#### Data listing:
=======
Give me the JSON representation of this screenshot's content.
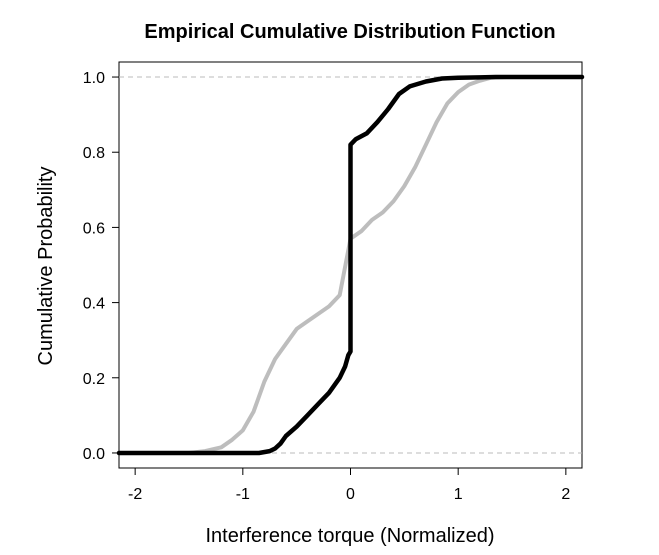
{
  "chart_data": {
    "type": "line",
    "title": "Empirical Cumulative Distribution Function",
    "xlabel": "Interference torque (Normalized)",
    "ylabel": "Cumulative Probability",
    "xlim": [
      -2.15,
      2.15
    ],
    "ylim": [
      -0.04,
      1.04
    ],
    "x_ticks": [
      -2,
      -1,
      0,
      1,
      2
    ],
    "x_tick_labels": [
      "-2",
      "-1",
      "0",
      "1",
      "2"
    ],
    "y_ticks": [
      0.0,
      0.2,
      0.4,
      0.6,
      0.8,
      1.0
    ],
    "y_tick_labels": [
      "0.0",
      "0.2",
      "0.4",
      "0.6",
      "0.8",
      "1.0"
    ],
    "reference_lines_y": [
      0.0,
      1.0
    ],
    "grid": false,
    "legend": "none",
    "series": [
      {
        "color": "#bdbdbd",
        "points": [
          [
            -2.15,
            0.0
          ],
          [
            -1.5,
            0.0
          ],
          [
            -1.35,
            0.005
          ],
          [
            -1.2,
            0.015
          ],
          [
            -1.1,
            0.035
          ],
          [
            -1.0,
            0.06
          ],
          [
            -0.9,
            0.11
          ],
          [
            -0.8,
            0.19
          ],
          [
            -0.7,
            0.25
          ],
          [
            -0.6,
            0.29
          ],
          [
            -0.5,
            0.33
          ],
          [
            -0.4,
            0.35
          ],
          [
            -0.3,
            0.37
          ],
          [
            -0.2,
            0.39
          ],
          [
            -0.1,
            0.42
          ],
          [
            0.0,
            0.57
          ],
          [
            0.1,
            0.59
          ],
          [
            0.2,
            0.62
          ],
          [
            0.3,
            0.64
          ],
          [
            0.4,
            0.67
          ],
          [
            0.5,
            0.71
          ],
          [
            0.6,
            0.76
          ],
          [
            0.7,
            0.82
          ],
          [
            0.8,
            0.88
          ],
          [
            0.9,
            0.93
          ],
          [
            1.0,
            0.96
          ],
          [
            1.1,
            0.98
          ],
          [
            1.2,
            0.99
          ],
          [
            1.3,
            0.998
          ],
          [
            1.45,
            1.0
          ],
          [
            2.15,
            1.0
          ]
        ]
      },
      {
        "color": "#000000",
        "points": [
          [
            -2.15,
            0.0
          ],
          [
            -0.85,
            0.0
          ],
          [
            -0.75,
            0.005
          ],
          [
            -0.7,
            0.012
          ],
          [
            -0.65,
            0.025
          ],
          [
            -0.6,
            0.045
          ],
          [
            -0.5,
            0.07
          ],
          [
            -0.4,
            0.1
          ],
          [
            -0.3,
            0.13
          ],
          [
            -0.2,
            0.16
          ],
          [
            -0.1,
            0.2
          ],
          [
            -0.05,
            0.23
          ],
          [
            -0.02,
            0.26
          ],
          [
            0.0,
            0.27
          ],
          [
            0.0,
            0.82
          ],
          [
            0.05,
            0.835
          ],
          [
            0.15,
            0.85
          ],
          [
            0.25,
            0.88
          ],
          [
            0.35,
            0.915
          ],
          [
            0.45,
            0.955
          ],
          [
            0.55,
            0.975
          ],
          [
            0.7,
            0.988
          ],
          [
            0.85,
            0.996
          ],
          [
            1.0,
            0.998
          ],
          [
            1.2,
            0.999
          ],
          [
            1.35,
            1.0
          ],
          [
            2.15,
            1.0
          ]
        ]
      }
    ]
  }
}
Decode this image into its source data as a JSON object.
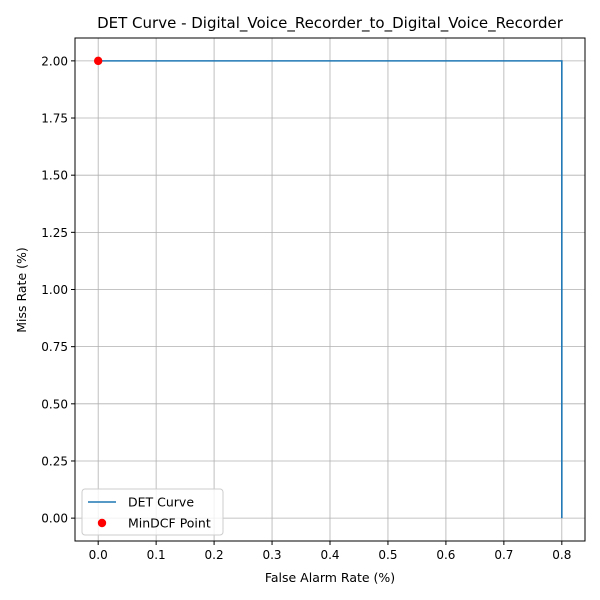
{
  "chart_data": {
    "type": "line",
    "title": "DET Curve - Digital_Voice_Recorder_to_Digital_Voice_Recorder",
    "xlabel": "False Alarm Rate (%)",
    "ylabel": "Miss Rate (%)",
    "xlim": [
      -0.04,
      0.84
    ],
    "ylim": [
      -0.1,
      2.1
    ],
    "xticks": [
      0.0,
      0.1,
      0.2,
      0.3,
      0.4,
      0.5,
      0.6,
      0.7,
      0.8
    ],
    "xtick_labels": [
      "0.0",
      "0.1",
      "0.2",
      "0.3",
      "0.4",
      "0.5",
      "0.6",
      "0.7",
      "0.8"
    ],
    "yticks": [
      0.0,
      0.25,
      0.5,
      0.75,
      1.0,
      1.25,
      1.5,
      1.75,
      2.0
    ],
    "ytick_labels": [
      "0.00",
      "0.25",
      "0.50",
      "0.75",
      "1.00",
      "1.25",
      "1.50",
      "1.75",
      "2.00"
    ],
    "grid": true,
    "legend_position": "lower-left",
    "series": [
      {
        "name": "DET Curve",
        "kind": "line",
        "color": "#1f77b4",
        "x": [
          0.0,
          0.8,
          0.8
        ],
        "y": [
          2.0,
          2.0,
          0.0
        ]
      },
      {
        "name": "MinDCF Point",
        "kind": "scatter",
        "color": "#ff0000",
        "x": [
          0.0
        ],
        "y": [
          2.0
        ]
      }
    ]
  }
}
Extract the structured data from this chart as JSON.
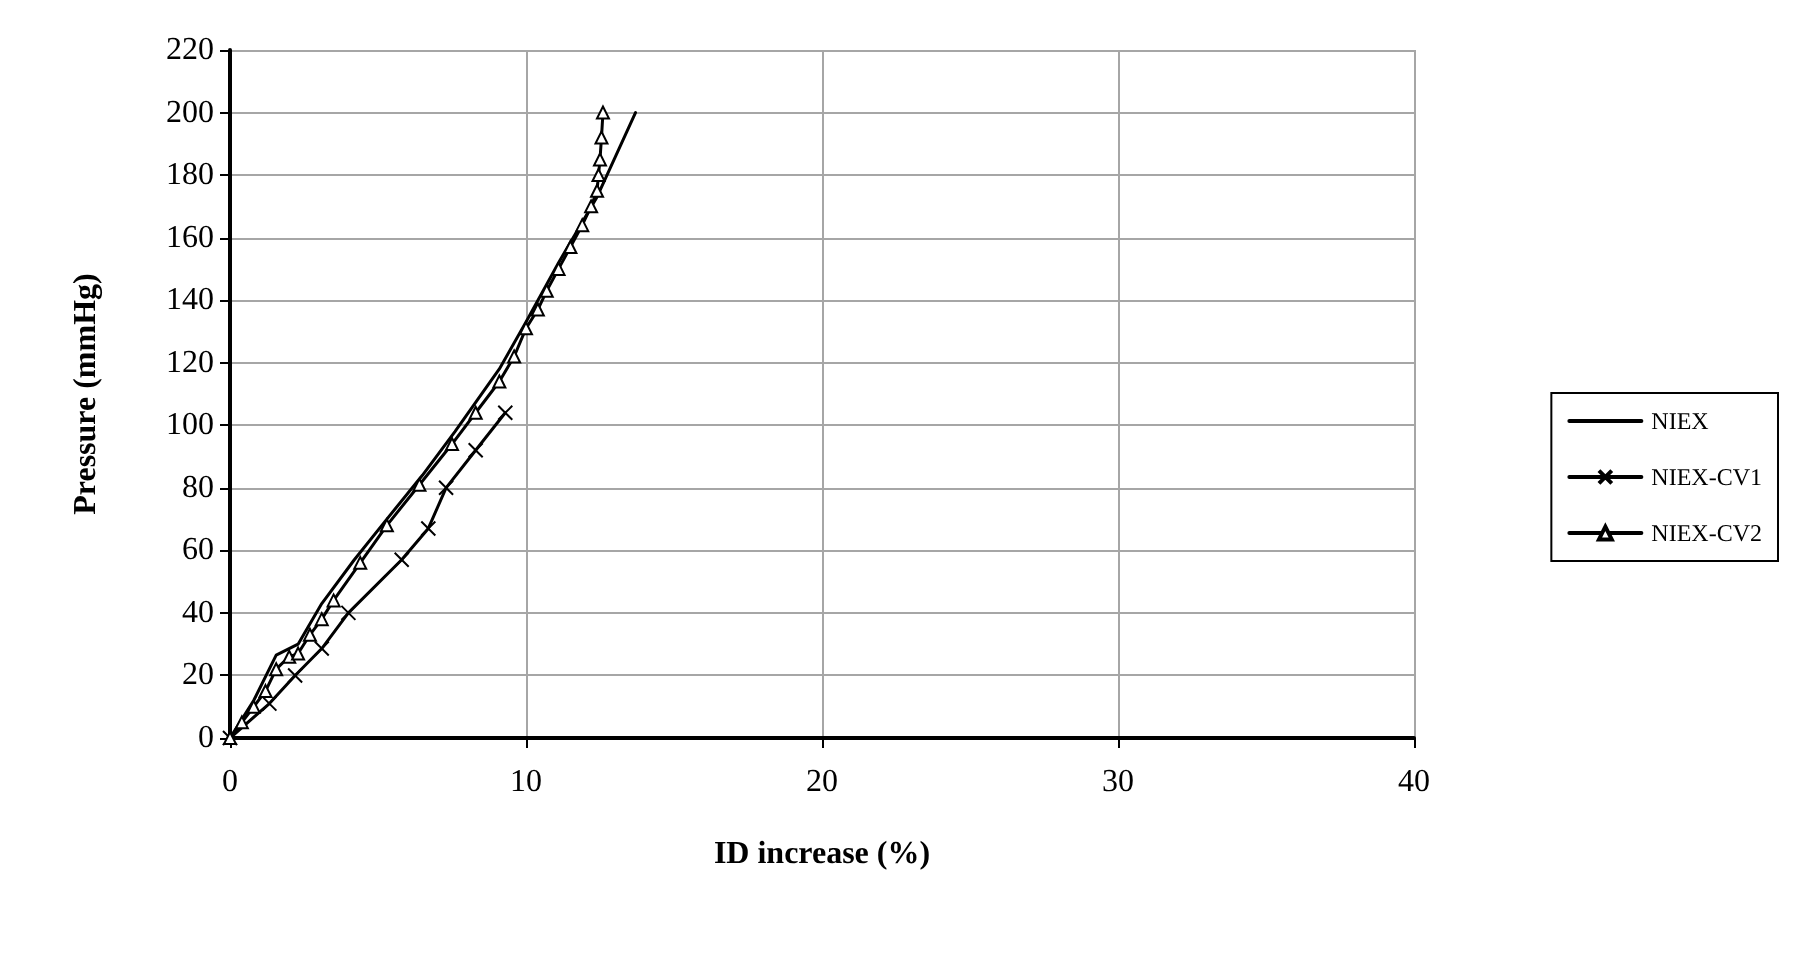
{
  "chart_data": {
    "type": "line",
    "xlabel": "ID increase (%)",
    "ylabel": "Pressure (mmHg)",
    "xlim": [
      0,
      40
    ],
    "xticks": [
      0,
      10,
      20,
      30,
      40
    ],
    "ylim": [
      0,
      220
    ],
    "yticks": [
      0,
      20,
      40,
      60,
      80,
      100,
      120,
      140,
      160,
      180,
      200,
      220
    ],
    "grid": true,
    "legend": "right",
    "series": [
      {
        "name": "NIEX",
        "color": "#000000",
        "marker": "none",
        "x": [
          0,
          0.8,
          1.56,
          2.3,
          3.1,
          4.2,
          5.3,
          6.5,
          7.6,
          9.1,
          10,
          11.1,
          12.4,
          13.7
        ],
        "values": [
          0,
          12,
          26.5,
          30,
          43,
          57,
          70,
          84,
          98,
          118,
          133,
          152,
          173,
          200
        ]
      },
      {
        "name": "NIEX-CV1",
        "color": "#000000",
        "marker": "cross",
        "x": [
          0,
          1.33,
          2.2,
          3.1,
          4,
          5.8,
          6.7,
          7.3,
          8.3,
          9.3
        ],
        "values": [
          0,
          11,
          20,
          28.6,
          40,
          57,
          67,
          80,
          92,
          104
        ]
      },
      {
        "name": "NIEX-CV2",
        "color": "#000000",
        "marker": "triangle",
        "x": [
          0,
          0.4,
          0.8,
          1.2,
          1.56,
          2,
          2.3,
          2.7,
          3.1,
          3.5,
          4.4,
          5.3,
          6.4,
          7.5,
          8.3,
          9.1,
          9.6,
          10,
          10.4,
          10.7,
          11.1,
          11.5,
          11.9,
          12.2,
          12.4,
          12.45,
          12.5,
          12.55,
          12.6
        ],
        "values": [
          0,
          5,
          10,
          15,
          22,
          26,
          27,
          33,
          38,
          44,
          56,
          68,
          81,
          94,
          104,
          114,
          122,
          131,
          137,
          143,
          150,
          157,
          164,
          170,
          175,
          180,
          185,
          192,
          200
        ]
      }
    ]
  }
}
=======
#### Exercise goal:
Keep the pictures out of the copy and return the rest of the data above exactly.

#### Solution:
Give me the JSON representation of this screenshot's content.
{
  "chart_data": {
    "type": "line",
    "title": "Empirical Cumulative Distribution Function",
    "xlabel": "Interference torque (Normalized)",
    "ylabel": "Cumulative Probability",
    "xlim": [
      -2.15,
      2.15
    ],
    "ylim": [
      -0.04,
      1.04
    ],
    "x_ticks": [
      -2,
      -1,
      0,
      1,
      2
    ],
    "x_tick_labels": [
      "-2",
      "-1",
      "0",
      "1",
      "2"
    ],
    "y_ticks": [
      0.0,
      0.2,
      0.4,
      0.6,
      0.8,
      1.0
    ],
    "y_tick_labels": [
      "0.0",
      "0.2",
      "0.4",
      "0.6",
      "0.8",
      "1.0"
    ],
    "reference_lines_y": [
      0.0,
      1.0
    ],
    "grid": false,
    "legend": "none",
    "series": [
      {
        "color": "#bdbdbd",
        "points": [
          [
            -2.15,
            0.0
          ],
          [
            -1.5,
            0.0
          ],
          [
            -1.35,
            0.005
          ],
          [
            -1.2,
            0.015
          ],
          [
            -1.1,
            0.035
          ],
          [
            -1.0,
            0.06
          ],
          [
            -0.9,
            0.11
          ],
          [
            -0.8,
            0.19
          ],
          [
            -0.7,
            0.25
          ],
          [
            -0.6,
            0.29
          ],
          [
            -0.5,
            0.33
          ],
          [
            -0.4,
            0.35
          ],
          [
            -0.3,
            0.37
          ],
          [
            -0.2,
            0.39
          ],
          [
            -0.1,
            0.42
          ],
          [
            0.0,
            0.57
          ],
          [
            0.1,
            0.59
          ],
          [
            0.2,
            0.62
          ],
          [
            0.3,
            0.64
          ],
          [
            0.4,
            0.67
          ],
          [
            0.5,
            0.71
          ],
          [
            0.6,
            0.76
          ],
          [
            0.7,
            0.82
          ],
          [
            0.8,
            0.88
          ],
          [
            0.9,
            0.93
          ],
          [
            1.0,
            0.96
          ],
          [
            1.1,
            0.98
          ],
          [
            1.2,
            0.99
          ],
          [
            1.3,
            0.998
          ],
          [
            1.45,
            1.0
          ],
          [
            2.15,
            1.0
          ]
        ]
      },
      {
        "color": "#000000",
        "points": [
          [
            -2.15,
            0.0
          ],
          [
            -0.85,
            0.0
          ],
          [
            -0.75,
            0.005
          ],
          [
            -0.7,
            0.012
          ],
          [
            -0.65,
            0.025
          ],
          [
            -0.6,
            0.045
          ],
          [
            -0.5,
            0.07
          ],
          [
            -0.4,
            0.1
          ],
          [
            -0.3,
            0.13
          ],
          [
            -0.2,
            0.16
          ],
          [
            -0.1,
            0.2
          ],
          [
            -0.05,
            0.23
          ],
          [
            -0.02,
            0.26
          ],
          [
            0.0,
            0.27
          ],
          [
            0.0,
            0.82
          ],
          [
            0.05,
            0.835
          ],
          [
            0.15,
            0.85
          ],
          [
            0.25,
            0.88
          ],
          [
            0.35,
            0.915
          ],
          [
            0.45,
            0.955
          ],
          [
            0.55,
            0.975
          ],
          [
            0.7,
            0.988
          ],
          [
            0.85,
            0.996
          ],
          [
            1.0,
            0.998
          ],
          [
            1.2,
            0.999
          ],
          [
            1.35,
            1.0
          ],
          [
            2.15,
            1.0
          ]
        ]
      }
    ]
  }
}
Decode this image into its source data as a JSON object.
{
  "chart_data": {
    "type": "line",
    "title": "DET Curve - Digital_Voice_Recorder_to_Digital_Voice_Recorder",
    "xlabel": "False Alarm Rate (%)",
    "ylabel": "Miss Rate (%)",
    "xlim": [
      -0.04,
      0.84
    ],
    "ylim": [
      -0.1,
      2.1
    ],
    "xticks": [
      0.0,
      0.1,
      0.2,
      0.3,
      0.4,
      0.5,
      0.6,
      0.7,
      0.8
    ],
    "xtick_labels": [
      "0.0",
      "0.1",
      "0.2",
      "0.3",
      "0.4",
      "0.5",
      "0.6",
      "0.7",
      "0.8"
    ],
    "yticks": [
      0.0,
      0.25,
      0.5,
      0.75,
      1.0,
      1.25,
      1.5,
      1.75,
      2.0
    ],
    "ytick_labels": [
      "0.00",
      "0.25",
      "0.50",
      "0.75",
      "1.00",
      "1.25",
      "1.50",
      "1.75",
      "2.00"
    ],
    "grid": true,
    "legend_position": "lower-left",
    "series": [
      {
        "name": "DET Curve",
        "kind": "line",
        "color": "#1f77b4",
        "x": [
          0.0,
          0.8,
          0.8
        ],
        "y": [
          2.0,
          2.0,
          0.0
        ]
      },
      {
        "name": "MinDCF Point",
        "kind": "scatter",
        "color": "#ff0000",
        "x": [
          0.0
        ],
        "y": [
          2.0
        ]
      }
    ]
  }
}
Extract the structured data from this chart as JSON.
{
  "chart_data": {
    "type": "line",
    "xlabel": "ID increase (%)",
    "ylabel": "Pressure (mmHg)",
    "xlim": [
      0,
      40
    ],
    "xticks": [
      0,
      10,
      20,
      30,
      40
    ],
    "ylim": [
      0,
      220
    ],
    "yticks": [
      0,
      20,
      40,
      60,
      80,
      100,
      120,
      140,
      160,
      180,
      200,
      220
    ],
    "grid": true,
    "legend": "right",
    "series": [
      {
        "name": "NIEX",
        "color": "#000000",
        "marker": "none",
        "x": [
          0,
          0.8,
          1.56,
          2.3,
          3.1,
          4.2,
          5.3,
          6.5,
          7.6,
          9.1,
          10,
          11.1,
          12.4,
          13.7
        ],
        "values": [
          0,
          12,
          26.5,
          30,
          43,
          57,
          70,
          84,
          98,
          118,
          133,
          152,
          173,
          200
        ]
      },
      {
        "name": "NIEX-CV1",
        "color": "#000000",
        "marker": "cross",
        "x": [
          0,
          1.33,
          2.2,
          3.1,
          4,
          5.8,
          6.7,
          7.3,
          8.3,
          9.3
        ],
        "values": [
          0,
          11,
          20,
          28.6,
          40,
          57,
          67,
          80,
          92,
          104
        ]
      },
      {
        "name": "NIEX-CV2",
        "color": "#000000",
        "marker": "triangle",
        "x": [
          0,
          0.4,
          0.8,
          1.2,
          1.56,
          2,
          2.3,
          2.7,
          3.1,
          3.5,
          4.4,
          5.3,
          6.4,
          7.5,
          8.3,
          9.1,
          9.6,
          10,
          10.4,
          10.7,
          11.1,
          11.5,
          11.9,
          12.2,
          12.4,
          12.45,
          12.5,
          12.55,
          12.6
        ],
        "values": [
          0,
          5,
          10,
          15,
          22,
          26,
          27,
          33,
          38,
          44,
          56,
          68,
          81,
          94,
          104,
          114,
          122,
          131,
          137,
          143,
          150,
          157,
          164,
          170,
          175,
          180,
          185,
          192,
          200
        ]
      }
    ]
  }
}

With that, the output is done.